_What you will do_. Drop every picture and give the entries back exactly.

_Data records_.
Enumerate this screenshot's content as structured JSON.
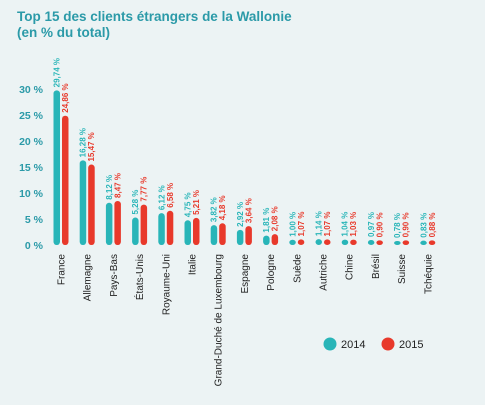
{
  "chart_data": {
    "type": "bar",
    "title": "Top 15 des clients étrangers de la Wallonie",
    "subtitle": "(en % du total)",
    "categories": [
      "France",
      "Allemagne",
      "Pays-Bas",
      "États-Unis",
      "Royaume-Uni",
      "Italie",
      "Grand-Duché de Luxembourg",
      "Espagne",
      "Pologne",
      "Suède",
      "Autriche",
      "Chine",
      "Brésil",
      "Suisse",
      "Tchéquie"
    ],
    "series": [
      {
        "name": "2014",
        "color": "#29b5b8",
        "values": [
          29.74,
          16.28,
          8.12,
          5.28,
          6.12,
          4.75,
          3.82,
          2.92,
          1.81,
          1.0,
          1.14,
          1.04,
          0.97,
          0.78,
          0.83
        ],
        "labels": [
          "29,74 %",
          "16,28 %",
          "8,12 %",
          "5,28 %",
          "6,12 %",
          "4,75 %",
          "3,82 %",
          "2,92 %",
          "1,81 %",
          "1,00 %",
          "1,14 %",
          "1,04 %",
          "0,97 %",
          "0,78 %",
          "0,83 %"
        ]
      },
      {
        "name": "2015",
        "color": "#e8392b",
        "values": [
          24.86,
          15.47,
          8.47,
          7.77,
          6.58,
          5.21,
          4.18,
          3.64,
          2.08,
          1.07,
          1.07,
          1.03,
          0.9,
          0.9,
          0.88
        ],
        "labels": [
          "24,86 %",
          "15,47 %",
          "8,47 %",
          "7,77 %",
          "6,58 %",
          "5,21 %",
          "4,18 %",
          "3,64 %",
          "2,08 %",
          "1,07 %",
          "1,07 %",
          "1,03 %",
          "0,90 %",
          "0,90 %",
          "0,88 %"
        ]
      }
    ],
    "ylim": [
      0,
      30
    ],
    "yticks": [
      "0 %",
      "5 %",
      "10 %",
      "15 %",
      "20 %",
      "25 %",
      "30 %"
    ],
    "grid": false,
    "legend": "bottom-right"
  }
}
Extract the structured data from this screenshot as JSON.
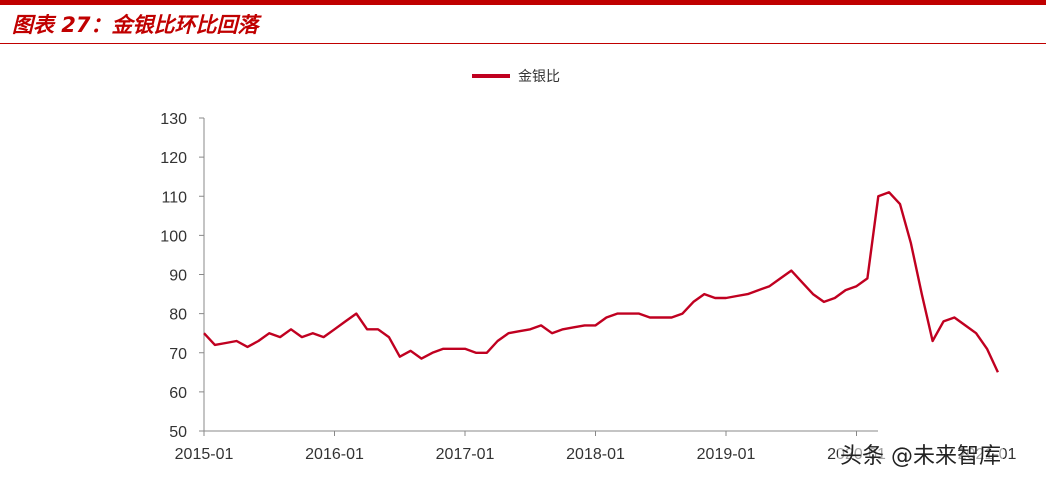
{
  "caption": "图表 27：金银比环比回落",
  "watermark": "头条 @未来智库",
  "colors": {
    "accent": "#c00000",
    "series": "#c00020"
  },
  "chart_data": {
    "type": "line",
    "legend": "top-center",
    "grid": false,
    "ylim": [
      50,
      130
    ],
    "yticks": [
      50,
      60,
      70,
      80,
      90,
      100,
      110,
      120,
      130
    ],
    "xlim": [
      "2015-01",
      "2021-02"
    ],
    "xticks": [
      "2015-01",
      "2016-01",
      "2017-01",
      "2018-01",
      "2019-01",
      "2020-01",
      "2021-01"
    ],
    "series": [
      {
        "name": "金银比",
        "points": [
          [
            "2015-01",
            75
          ],
          [
            "2015-02",
            72
          ],
          [
            "2015-03",
            72.5
          ],
          [
            "2015-04",
            73
          ],
          [
            "2015-05",
            71.5
          ],
          [
            "2015-06",
            73
          ],
          [
            "2015-07",
            75
          ],
          [
            "2015-08",
            74
          ],
          [
            "2015-09",
            76
          ],
          [
            "2015-10",
            74
          ],
          [
            "2015-11",
            75
          ],
          [
            "2015-12",
            74
          ],
          [
            "2016-01",
            76
          ],
          [
            "2016-02",
            78
          ],
          [
            "2016-03",
            80
          ],
          [
            "2016-04",
            76
          ],
          [
            "2016-05",
            76
          ],
          [
            "2016-06",
            74
          ],
          [
            "2016-07",
            69
          ],
          [
            "2016-08",
            70.5
          ],
          [
            "2016-09",
            68.5
          ],
          [
            "2016-10",
            70
          ],
          [
            "2016-11",
            71
          ],
          [
            "2016-12",
            71
          ],
          [
            "2017-01",
            71
          ],
          [
            "2017-02",
            70
          ],
          [
            "2017-03",
            70
          ],
          [
            "2017-04",
            73
          ],
          [
            "2017-05",
            75
          ],
          [
            "2017-06",
            75.5
          ],
          [
            "2017-07",
            76
          ],
          [
            "2017-08",
            77
          ],
          [
            "2017-09",
            75
          ],
          [
            "2017-10",
            76
          ],
          [
            "2017-11",
            76.5
          ],
          [
            "2017-12",
            77
          ],
          [
            "2018-01",
            77
          ],
          [
            "2018-02",
            79
          ],
          [
            "2018-03",
            80
          ],
          [
            "2018-04",
            80
          ],
          [
            "2018-05",
            80
          ],
          [
            "2018-06",
            79
          ],
          [
            "2018-07",
            79
          ],
          [
            "2018-08",
            79
          ],
          [
            "2018-09",
            80
          ],
          [
            "2018-10",
            83
          ],
          [
            "2018-11",
            85
          ],
          [
            "2018-12",
            84
          ],
          [
            "2019-01",
            84
          ],
          [
            "2019-02",
            84.5
          ],
          [
            "2019-03",
            85
          ],
          [
            "2019-04",
            86
          ],
          [
            "2019-05",
            87
          ],
          [
            "2019-06",
            89
          ],
          [
            "2019-07",
            91
          ],
          [
            "2019-08",
            88
          ],
          [
            "2019-09",
            85
          ],
          [
            "2019-10",
            83
          ],
          [
            "2019-11",
            84
          ],
          [
            "2019-12",
            86
          ],
          [
            "2020-01",
            87
          ],
          [
            "2020-02",
            89
          ],
          [
            "2020-03",
            110
          ],
          [
            "2020-04",
            111
          ],
          [
            "2020-05",
            108
          ],
          [
            "2020-06",
            98
          ],
          [
            "2020-07",
            85
          ],
          [
            "2020-08",
            73
          ],
          [
            "2020-09",
            78
          ],
          [
            "2020-10",
            79
          ],
          [
            "2020-11",
            77
          ],
          [
            "2020-12",
            75
          ],
          [
            "2021-01",
            71
          ],
          [
            "2021-02",
            65
          ]
        ]
      }
    ]
  }
}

_Exercise result_.
Enumerate this screenshot's content as structured JSON.
{
  "chart_data": {
    "type": "bar",
    "title": "Top 15 des clients étrangers de la Wallonie",
    "subtitle": "(en % du total)",
    "categories": [
      "France",
      "Allemagne",
      "Pays-Bas",
      "États-Unis",
      "Royaume-Uni",
      "Italie",
      "Grand-Duché de Luxembourg",
      "Espagne",
      "Pologne",
      "Suède",
      "Autriche",
      "Chine",
      "Brésil",
      "Suisse",
      "Tchéquie"
    ],
    "series": [
      {
        "name": "2014",
        "color": "#29b5b8",
        "values": [
          29.74,
          16.28,
          8.12,
          5.28,
          6.12,
          4.75,
          3.82,
          2.92,
          1.81,
          1.0,
          1.14,
          1.04,
          0.97,
          0.78,
          0.83
        ],
        "labels": [
          "29,74 %",
          "16,28 %",
          "8,12 %",
          "5,28 %",
          "6,12 %",
          "4,75 %",
          "3,82 %",
          "2,92 %",
          "1,81 %",
          "1,00 %",
          "1,14 %",
          "1,04 %",
          "0,97 %",
          "0,78 %",
          "0,83 %"
        ]
      },
      {
        "name": "2015",
        "color": "#e8392b",
        "values": [
          24.86,
          15.47,
          8.47,
          7.77,
          6.58,
          5.21,
          4.18,
          3.64,
          2.08,
          1.07,
          1.07,
          1.03,
          0.9,
          0.9,
          0.88
        ],
        "labels": [
          "24,86 %",
          "15,47 %",
          "8,47 %",
          "7,77 %",
          "6,58 %",
          "5,21 %",
          "4,18 %",
          "3,64 %",
          "2,08 %",
          "1,07 %",
          "1,07 %",
          "1,03 %",
          "0,90 %",
          "0,90 %",
          "0,88 %"
        ]
      }
    ],
    "ylim": [
      0,
      30
    ],
    "yticks": [
      "0 %",
      "5 %",
      "10 %",
      "15 %",
      "20 %",
      "25 %",
      "30 %"
    ],
    "grid": false,
    "legend": "bottom-right"
  }
}
Extract the structured data from this screenshot as JSON.
{
  "caption": "图表 27：金银比环比回落",
  "watermark": "头条 @未来智库",
  "colors": {
    "accent": "#c00000",
    "series": "#c00020"
  },
  "chart_data": {
    "type": "line",
    "legend": "top-center",
    "grid": false,
    "ylim": [
      50,
      130
    ],
    "yticks": [
      50,
      60,
      70,
      80,
      90,
      100,
      110,
      120,
      130
    ],
    "xlim": [
      "2015-01",
      "2021-02"
    ],
    "xticks": [
      "2015-01",
      "2016-01",
      "2017-01",
      "2018-01",
      "2019-01",
      "2020-01",
      "2021-01"
    ],
    "series": [
      {
        "name": "金银比",
        "points": [
          [
            "2015-01",
            75
          ],
          [
            "2015-02",
            72
          ],
          [
            "2015-03",
            72.5
          ],
          [
            "2015-04",
            73
          ],
          [
            "2015-05",
            71.5
          ],
          [
            "2015-06",
            73
          ],
          [
            "2015-07",
            75
          ],
          [
            "2015-08",
            74
          ],
          [
            "2015-09",
            76
          ],
          [
            "2015-10",
            74
          ],
          [
            "2015-11",
            75
          ],
          [
            "2015-12",
            74
          ],
          [
            "2016-01",
            76
          ],
          [
            "2016-02",
            78
          ],
          [
            "2016-03",
            80
          ],
          [
            "2016-04",
            76
          ],
          [
            "2016-05",
            76
          ],
          [
            "2016-06",
            74
          ],
          [
            "2016-07",
            69
          ],
          [
            "2016-08",
            70.5
          ],
          [
            "2016-09",
            68.5
          ],
          [
            "2016-10",
            70
          ],
          [
            "2016-11",
            71
          ],
          [
            "2016-12",
            71
          ],
          [
            "2017-01",
            71
          ],
          [
            "2017-02",
            70
          ],
          [
            "2017-03",
            70
          ],
          [
            "2017-04",
            73
          ],
          [
            "2017-05",
            75
          ],
          [
            "2017-06",
            75.5
          ],
          [
            "2017-07",
            76
          ],
          [
            "2017-08",
            77
          ],
          [
            "2017-09",
            75
          ],
          [
            "2017-10",
            76
          ],
          [
            "2017-11",
            76.5
          ],
          [
            "2017-12",
            77
          ],
          [
            "2018-01",
            77
          ],
          [
            "2018-02",
            79
          ],
          [
            "2018-03",
            80
          ],
          [
            "2018-04",
            80
          ],
          [
            "2018-05",
            80
          ],
          [
            "2018-06",
            79
          ],
          [
            "2018-07",
            79
          ],
          [
            "2018-08",
            79
          ],
          [
            "2018-09",
            80
          ],
          [
            "2018-10",
            83
          ],
          [
            "2018-11",
            85
          ],
          [
            "2018-12",
            84
          ],
          [
            "2019-01",
            84
          ],
          [
            "2019-02",
            84.5
          ],
          [
            "2019-03",
            85
          ],
          [
            "2019-04",
            86
          ],
          [
            "2019-05",
            87
          ],
          [
            "2019-06",
            89
          ],
          [
            "2019-07",
            91
          ],
          [
            "2019-08",
            88
          ],
          [
            "2019-09",
            85
          ],
          [
            "2019-10",
            83
          ],
          [
            "2019-11",
            84
          ],
          [
            "2019-12",
            86
          ],
          [
            "2020-01",
            87
          ],
          [
            "2020-02",
            89
          ],
          [
            "2020-03",
            110
          ],
          [
            "2020-04",
            111
          ],
          [
            "2020-05",
            108
          ],
          [
            "2020-06",
            98
          ],
          [
            "2020-07",
            85
          ],
          [
            "2020-08",
            73
          ],
          [
            "2020-09",
            78
          ],
          [
            "2020-10",
            79
          ],
          [
            "2020-11",
            77
          ],
          [
            "2020-12",
            75
          ],
          [
            "2021-01",
            71
          ],
          [
            "2021-02",
            65
          ]
        ]
      }
    ]
  }
}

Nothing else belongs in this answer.